> _Exercise details_
Set down all of the entries word for word, omitting the images they contain.

> _Records supplied_
[BEGIN]

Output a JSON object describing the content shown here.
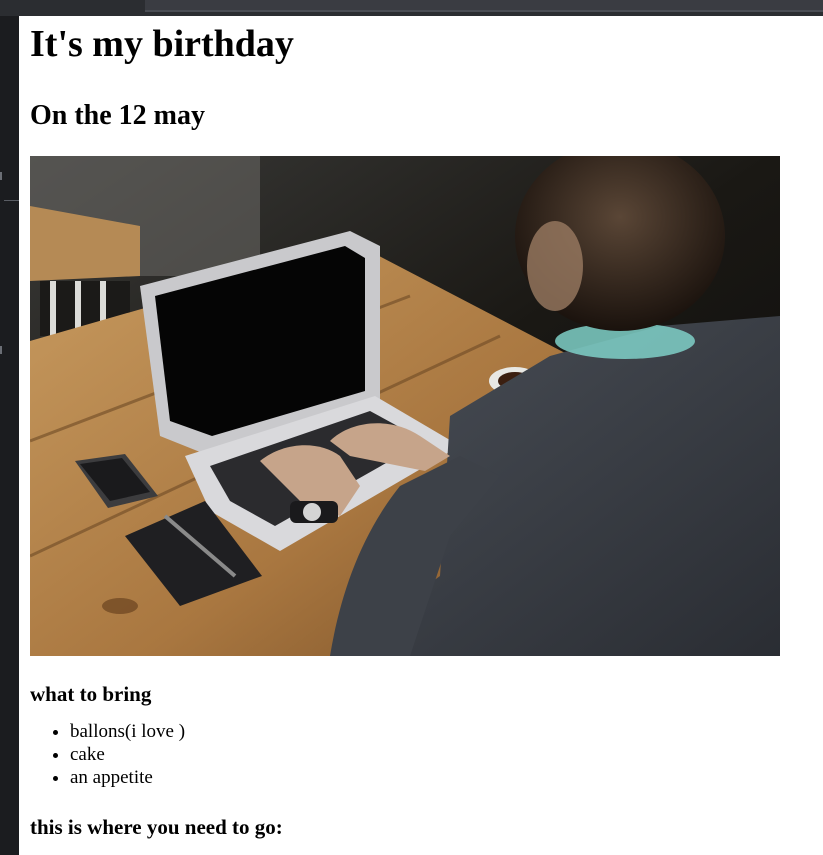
{
  "page": {
    "title": "It's my birthday",
    "subtitle": "On the 12 may",
    "photo_alt": "",
    "bring_heading": "what to bring",
    "bring_items": [
      "ballons(i love )",
      "cake",
      "an appetite"
    ],
    "location_heading": "this is where you need to go:"
  }
}
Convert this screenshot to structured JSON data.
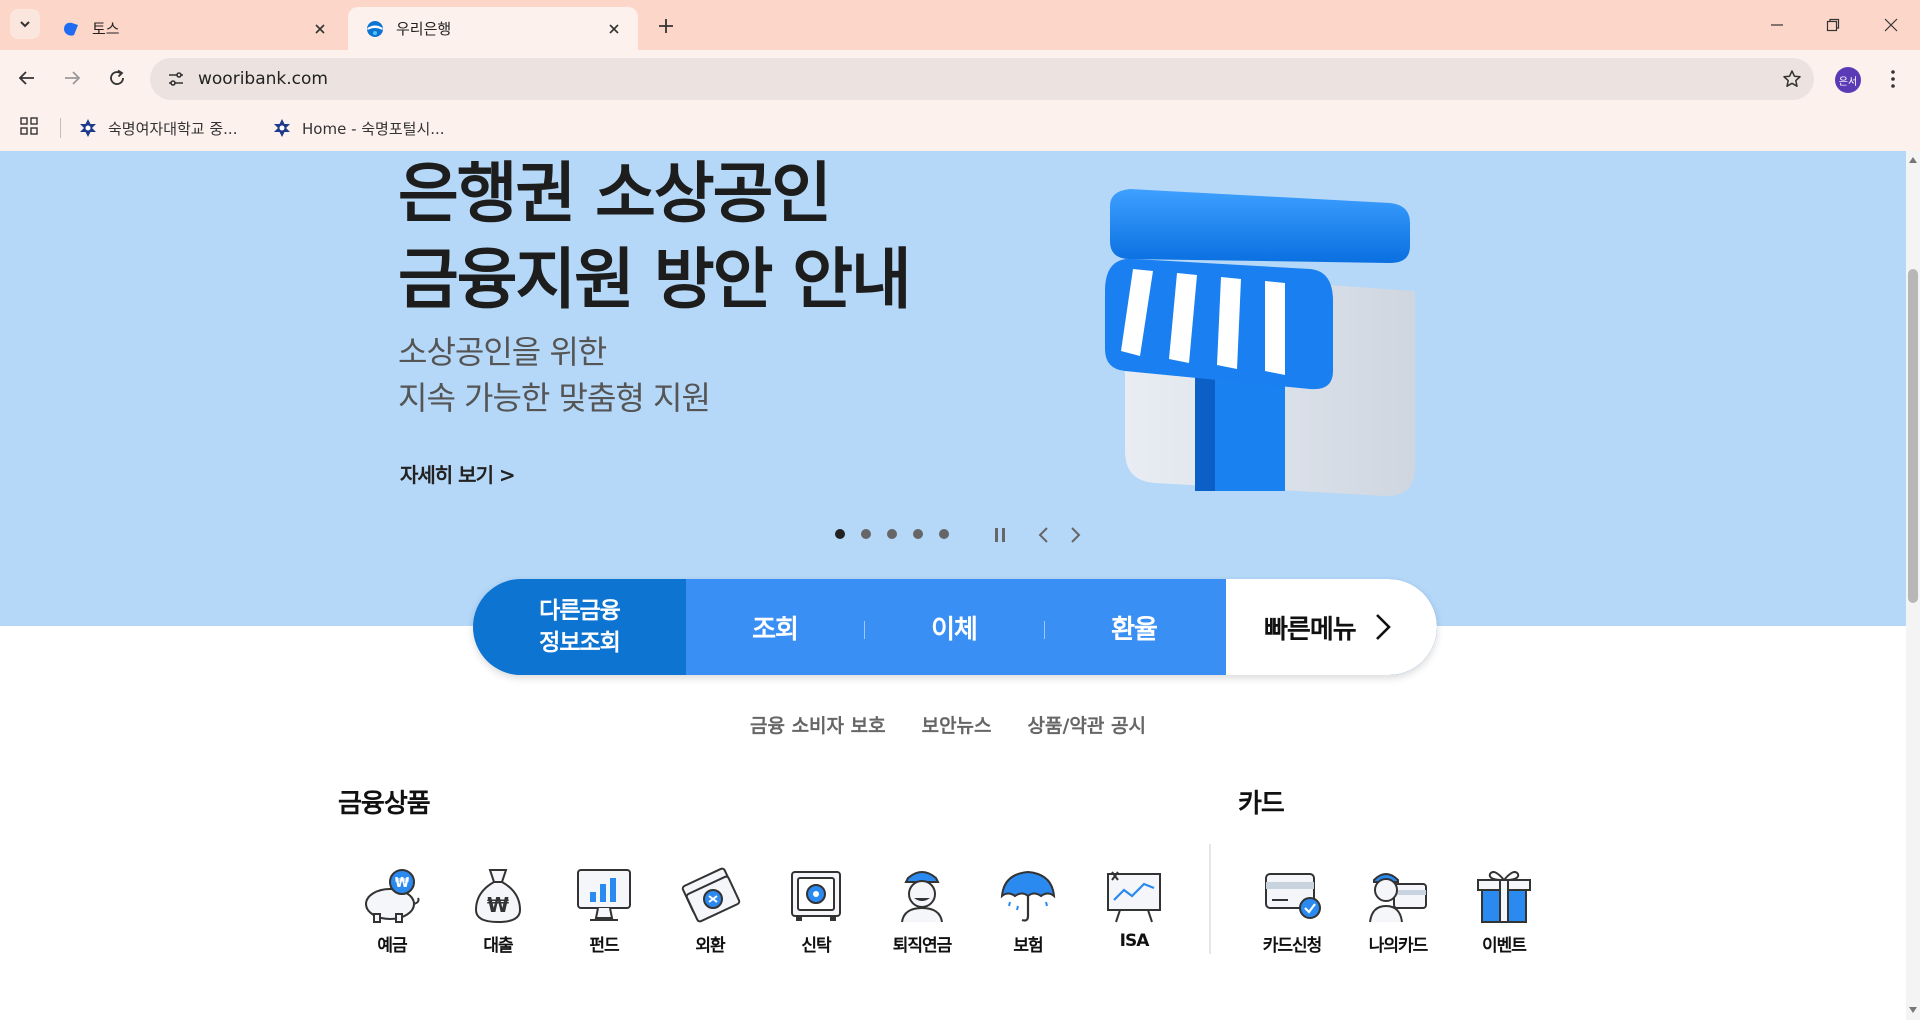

[END]

> _Correct output_
Output a JSON object describing the content shown here.
{
  "page": {
    "title": "It's my birthday",
    "subtitle": "On the 12 may",
    "photo_alt": "",
    "bring_heading": "what to bring",
    "bring_items": [
      "ballons(i love )",
      "cake",
      "an appetite"
    ],
    "location_heading": "this is where you need to go:"
  }
}
Convert this screenshot to structured JSON data.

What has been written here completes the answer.